— start EXCERPTED DATA —

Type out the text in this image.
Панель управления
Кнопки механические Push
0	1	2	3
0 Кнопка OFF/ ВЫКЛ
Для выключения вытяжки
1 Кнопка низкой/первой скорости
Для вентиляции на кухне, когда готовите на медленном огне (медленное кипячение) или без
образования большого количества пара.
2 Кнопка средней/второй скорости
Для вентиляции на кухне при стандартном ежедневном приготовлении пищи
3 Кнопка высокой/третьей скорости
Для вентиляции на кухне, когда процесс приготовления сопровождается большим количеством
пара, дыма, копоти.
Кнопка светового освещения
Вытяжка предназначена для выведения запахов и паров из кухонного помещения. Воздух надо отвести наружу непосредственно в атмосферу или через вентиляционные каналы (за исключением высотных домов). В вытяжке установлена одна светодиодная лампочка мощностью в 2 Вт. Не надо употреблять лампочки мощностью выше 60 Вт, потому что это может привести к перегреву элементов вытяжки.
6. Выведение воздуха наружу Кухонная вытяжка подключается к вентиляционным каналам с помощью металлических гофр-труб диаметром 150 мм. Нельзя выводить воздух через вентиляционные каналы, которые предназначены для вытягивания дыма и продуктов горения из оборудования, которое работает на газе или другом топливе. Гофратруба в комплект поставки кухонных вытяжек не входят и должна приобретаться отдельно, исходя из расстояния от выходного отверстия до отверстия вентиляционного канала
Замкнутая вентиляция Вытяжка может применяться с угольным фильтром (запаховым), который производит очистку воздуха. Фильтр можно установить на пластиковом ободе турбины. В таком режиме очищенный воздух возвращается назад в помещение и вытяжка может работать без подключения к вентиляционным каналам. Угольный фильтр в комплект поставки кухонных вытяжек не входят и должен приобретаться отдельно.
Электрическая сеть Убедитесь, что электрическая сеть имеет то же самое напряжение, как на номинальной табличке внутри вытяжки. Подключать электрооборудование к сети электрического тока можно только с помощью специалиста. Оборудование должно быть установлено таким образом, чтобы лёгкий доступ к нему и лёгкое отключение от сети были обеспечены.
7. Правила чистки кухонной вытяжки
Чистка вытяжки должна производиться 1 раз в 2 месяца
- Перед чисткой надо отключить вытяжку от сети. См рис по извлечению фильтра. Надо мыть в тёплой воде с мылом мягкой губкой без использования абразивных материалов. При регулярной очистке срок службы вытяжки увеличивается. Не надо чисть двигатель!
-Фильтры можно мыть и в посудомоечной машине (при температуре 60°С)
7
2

— end EXCERPTED DATA —

TO DO => Go back to the listing above and please repeat it exactly.

OUTPUT FOR THIS TASK =>
Type out the text in this image.
Панель управления
Кнопки механические Push
0	1	2	3
0 Кнопка OFF/ ВЫКЛ
Для выключения вытяжки
1 Кнопка низкой/первой скорости
Для вентиляции на кухне, когда готовите на медленном огне (медленное кипячение) или без
образования большого количества пара.
2 Кнопка средней/второй скорости
Для вентиляции на кухне при стандартном ежедневном приготовлении пищи
3 Кнопка высокой/третьей скорости
Для вентиляции на кухне, когда процесс приготовления сопровождается большим количеством
пара, дыма, копоти.
Кнопка светового освещения
Вытяжка предназначена для выведения запахов и паров из кухонного помещения. Воздух надо отвести наружу непосредственно в атмосферу или через вентиляционные каналы (за исключением высотных домов). В вытяжке установлена одна светодиодная лампочка мощностью в 2 Вт. Не надо употреблять лампочки мощностью выше 60 Вт, потому что это может привести к перегреву элементов вытяжки.
6. Выведение воздуха наружу Кухонная вытяжка подключается к вентиляционным каналам с помощью металлических гофр-труб диаметром 150 мм. Нельзя выводить воздух через вентиляционные каналы, которые предназначены для вытягивания дыма и продуктов горения из оборудования, которое работает на газе или другом топливе. Гофратруба в комплект поставки кухонных вытяжек не входят и должна приобретаться отдельно, исходя из расстояния от выходного отверстия до отверстия вентиляционного канала
Замкнутая вентиляция Вытяжка может применяться с угольным фильтром (запаховым), который производит очистку воздуха. Фильтр можно установить на пластиковом ободе турбины. В таком режиме очищенный воздух возвращается назад в помещение и вытяжка может работать без подключения к вентиляционным каналам. Угольный фильтр в комплект поставки кухонных вытяжек не входят и должен приобретаться отдельно.
Электрическая сеть Убедитесь, что электрическая сеть имеет то же самое напряжение, как на номинальной табличке внутри вытяжки. Подключать электрооборудование к сети электрического тока можно только с помощью специалиста. Оборудование должно быть установлено таким образом, чтобы лёгкий доступ к нему и лёгкое отключение от сети были обеспечены.
7. Правила чистки кухонной вытяжки
Чистка вытяжки должна производиться 1 раз в 2 месяца
- Перед чисткой надо отключить вытяжку от сети. См рис по извлечению фильтра. Надо мыть в тёплой воде с мылом мягкой губкой без использования абразивных материалов. При регулярной очистке срок службы вытяжки увеличивается. Не надо чисть двигатель!
-Фильтры можно мыть и в посудомоечной машине (при температуре 60°С)
7
2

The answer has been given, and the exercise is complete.